◆ Your instructions
Set down the material below in full, matching it exactly.
** BEGIN Stored records **
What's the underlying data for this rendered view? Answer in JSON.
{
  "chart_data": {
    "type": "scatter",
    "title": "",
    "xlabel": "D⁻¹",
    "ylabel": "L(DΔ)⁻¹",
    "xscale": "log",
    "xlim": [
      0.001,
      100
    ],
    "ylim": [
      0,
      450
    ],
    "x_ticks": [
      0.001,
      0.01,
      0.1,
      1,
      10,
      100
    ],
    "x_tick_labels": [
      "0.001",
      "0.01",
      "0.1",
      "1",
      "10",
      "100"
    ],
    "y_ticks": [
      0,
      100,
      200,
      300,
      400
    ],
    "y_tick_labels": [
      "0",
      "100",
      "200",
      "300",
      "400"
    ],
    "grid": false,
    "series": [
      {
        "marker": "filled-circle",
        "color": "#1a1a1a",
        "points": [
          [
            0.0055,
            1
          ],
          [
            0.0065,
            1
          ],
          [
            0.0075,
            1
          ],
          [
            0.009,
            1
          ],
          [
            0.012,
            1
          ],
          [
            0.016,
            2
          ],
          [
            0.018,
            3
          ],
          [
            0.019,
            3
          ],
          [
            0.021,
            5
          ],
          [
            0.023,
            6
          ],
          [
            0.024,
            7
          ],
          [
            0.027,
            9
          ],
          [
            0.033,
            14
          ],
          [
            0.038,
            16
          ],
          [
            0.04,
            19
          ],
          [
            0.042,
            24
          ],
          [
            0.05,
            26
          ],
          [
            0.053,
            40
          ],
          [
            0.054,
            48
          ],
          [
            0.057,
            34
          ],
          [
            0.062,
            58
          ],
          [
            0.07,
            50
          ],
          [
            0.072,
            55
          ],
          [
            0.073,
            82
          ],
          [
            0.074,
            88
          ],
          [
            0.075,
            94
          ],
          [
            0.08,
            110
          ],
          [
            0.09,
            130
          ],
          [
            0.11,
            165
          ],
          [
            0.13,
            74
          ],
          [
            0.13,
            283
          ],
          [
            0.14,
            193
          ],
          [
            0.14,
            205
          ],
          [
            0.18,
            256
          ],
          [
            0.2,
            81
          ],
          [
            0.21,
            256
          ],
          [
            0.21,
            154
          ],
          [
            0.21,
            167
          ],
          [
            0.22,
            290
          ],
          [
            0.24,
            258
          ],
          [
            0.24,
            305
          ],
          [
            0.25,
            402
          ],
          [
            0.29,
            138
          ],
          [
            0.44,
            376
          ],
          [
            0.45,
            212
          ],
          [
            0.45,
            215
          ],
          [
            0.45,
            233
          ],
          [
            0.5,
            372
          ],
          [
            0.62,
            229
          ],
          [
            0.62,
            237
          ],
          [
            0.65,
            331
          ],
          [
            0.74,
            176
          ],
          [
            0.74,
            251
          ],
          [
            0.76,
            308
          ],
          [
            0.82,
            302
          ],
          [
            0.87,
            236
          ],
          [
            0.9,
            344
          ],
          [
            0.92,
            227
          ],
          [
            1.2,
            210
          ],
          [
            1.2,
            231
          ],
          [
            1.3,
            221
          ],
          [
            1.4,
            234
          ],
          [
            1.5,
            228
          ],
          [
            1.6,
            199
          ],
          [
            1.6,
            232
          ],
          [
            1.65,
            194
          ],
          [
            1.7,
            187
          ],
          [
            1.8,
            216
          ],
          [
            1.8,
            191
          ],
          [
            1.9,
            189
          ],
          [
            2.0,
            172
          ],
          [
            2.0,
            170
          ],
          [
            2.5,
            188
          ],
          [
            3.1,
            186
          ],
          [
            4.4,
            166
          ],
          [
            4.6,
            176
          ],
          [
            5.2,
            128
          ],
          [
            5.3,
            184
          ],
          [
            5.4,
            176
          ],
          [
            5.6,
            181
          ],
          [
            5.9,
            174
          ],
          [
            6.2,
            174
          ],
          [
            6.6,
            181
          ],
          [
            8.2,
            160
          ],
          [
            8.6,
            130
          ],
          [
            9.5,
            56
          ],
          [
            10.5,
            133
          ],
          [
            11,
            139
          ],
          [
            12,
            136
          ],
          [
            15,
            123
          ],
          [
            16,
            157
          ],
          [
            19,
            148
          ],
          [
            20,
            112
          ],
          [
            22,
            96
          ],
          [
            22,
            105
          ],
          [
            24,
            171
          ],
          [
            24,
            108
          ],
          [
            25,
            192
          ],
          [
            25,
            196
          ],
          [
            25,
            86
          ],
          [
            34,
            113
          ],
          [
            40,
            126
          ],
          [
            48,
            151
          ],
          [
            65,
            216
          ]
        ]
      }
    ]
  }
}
** END Stored records **
◆ The solution
What's the underlying data for this rendered view? Answer in JSON.
{
  "chart_data": {
    "type": "scatter",
    "title": "",
    "xlabel": "D⁻¹",
    "ylabel": "L(DΔ)⁻¹",
    "xscale": "log",
    "xlim": [
      0.001,
      100
    ],
    "ylim": [
      0,
      450
    ],
    "x_ticks": [
      0.001,
      0.01,
      0.1,
      1,
      10,
      100
    ],
    "x_tick_labels": [
      "0.001",
      "0.01",
      "0.1",
      "1",
      "10",
      "100"
    ],
    "y_ticks": [
      0,
      100,
      200,
      300,
      400
    ],
    "y_tick_labels": [
      "0",
      "100",
      "200",
      "300",
      "400"
    ],
    "grid": false,
    "series": [
      {
        "marker": "filled-circle",
        "color": "#1a1a1a",
        "points": [
          [
            0.0055,
            1
          ],
          [
            0.0065,
            1
          ],
          [
            0.0075,
            1
          ],
          [
            0.009,
            1
          ],
          [
            0.012,
            1
          ],
          [
            0.016,
            2
          ],
          [
            0.018,
            3
          ],
          [
            0.019,
            3
          ],
          [
            0.021,
            5
          ],
          [
            0.023,
            6
          ],
          [
            0.024,
            7
          ],
          [
            0.027,
            9
          ],
          [
            0.033,
            14
          ],
          [
            0.038,
            16
          ],
          [
            0.04,
            19
          ],
          [
            0.042,
            24
          ],
          [
            0.05,
            26
          ],
          [
            0.053,
            40
          ],
          [
            0.054,
            48
          ],
          [
            0.057,
            34
          ],
          [
            0.062,
            58
          ],
          [
            0.07,
            50
          ],
          [
            0.072,
            55
          ],
          [
            0.073,
            82
          ],
          [
            0.074,
            88
          ],
          [
            0.075,
            94
          ],
          [
            0.08,
            110
          ],
          [
            0.09,
            130
          ],
          [
            0.11,
            165
          ],
          [
            0.13,
            74
          ],
          [
            0.13,
            283
          ],
          [
            0.14,
            193
          ],
          [
            0.14,
            205
          ],
          [
            0.18,
            256
          ],
          [
            0.2,
            81
          ],
          [
            0.21,
            256
          ],
          [
            0.21,
            154
          ],
          [
            0.21,
            167
          ],
          [
            0.22,
            290
          ],
          [
            0.24,
            258
          ],
          [
            0.24,
            305
          ],
          [
            0.25,
            402
          ],
          [
            0.29,
            138
          ],
          [
            0.44,
            376
          ],
          [
            0.45,
            212
          ],
          [
            0.45,
            215
          ],
          [
            0.45,
            233
          ],
          [
            0.5,
            372
          ],
          [
            0.62,
            229
          ],
          [
            0.62,
            237
          ],
          [
            0.65,
            331
          ],
          [
            0.74,
            176
          ],
          [
            0.74,
            251
          ],
          [
            0.76,
            308
          ],
          [
            0.82,
            302
          ],
          [
            0.87,
            236
          ],
          [
            0.9,
            344
          ],
          [
            0.92,
            227
          ],
          [
            1.2,
            210
          ],
          [
            1.2,
            231
          ],
          [
            1.3,
            221
          ],
          [
            1.4,
            234
          ],
          [
            1.5,
            228
          ],
          [
            1.6,
            199
          ],
          [
            1.6,
            232
          ],
          [
            1.65,
            194
          ],
          [
            1.7,
            187
          ],
          [
            1.8,
            216
          ],
          [
            1.8,
            191
          ],
          [
            1.9,
            189
          ],
          [
            2.0,
            172
          ],
          [
            2.0,
            170
          ],
          [
            2.5,
            188
          ],
          [
            3.1,
            186
          ],
          [
            4.4,
            166
          ],
          [
            4.6,
            176
          ],
          [
            5.2,
            128
          ],
          [
            5.3,
            184
          ],
          [
            5.4,
            176
          ],
          [
            5.6,
            181
          ],
          [
            5.9,
            174
          ],
          [
            6.2,
            174
          ],
          [
            6.6,
            181
          ],
          [
            8.2,
            160
          ],
          [
            8.6,
            130
          ],
          [
            9.5,
            56
          ],
          [
            10.5,
            133
          ],
          [
            11,
            139
          ],
          [
            12,
            136
          ],
          [
            15,
            123
          ],
          [
            16,
            157
          ],
          [
            19,
            148
          ],
          [
            20,
            112
          ],
          [
            22,
            96
          ],
          [
            22,
            105
          ],
          [
            24,
            171
          ],
          [
            24,
            108
          ],
          [
            25,
            192
          ],
          [
            25,
            196
          ],
          [
            25,
            86
          ],
          [
            34,
            113
          ],
          [
            40,
            126
          ],
          [
            48,
            151
          ],
          [
            65,
            216
          ]
        ]
      }
    ]
  }
}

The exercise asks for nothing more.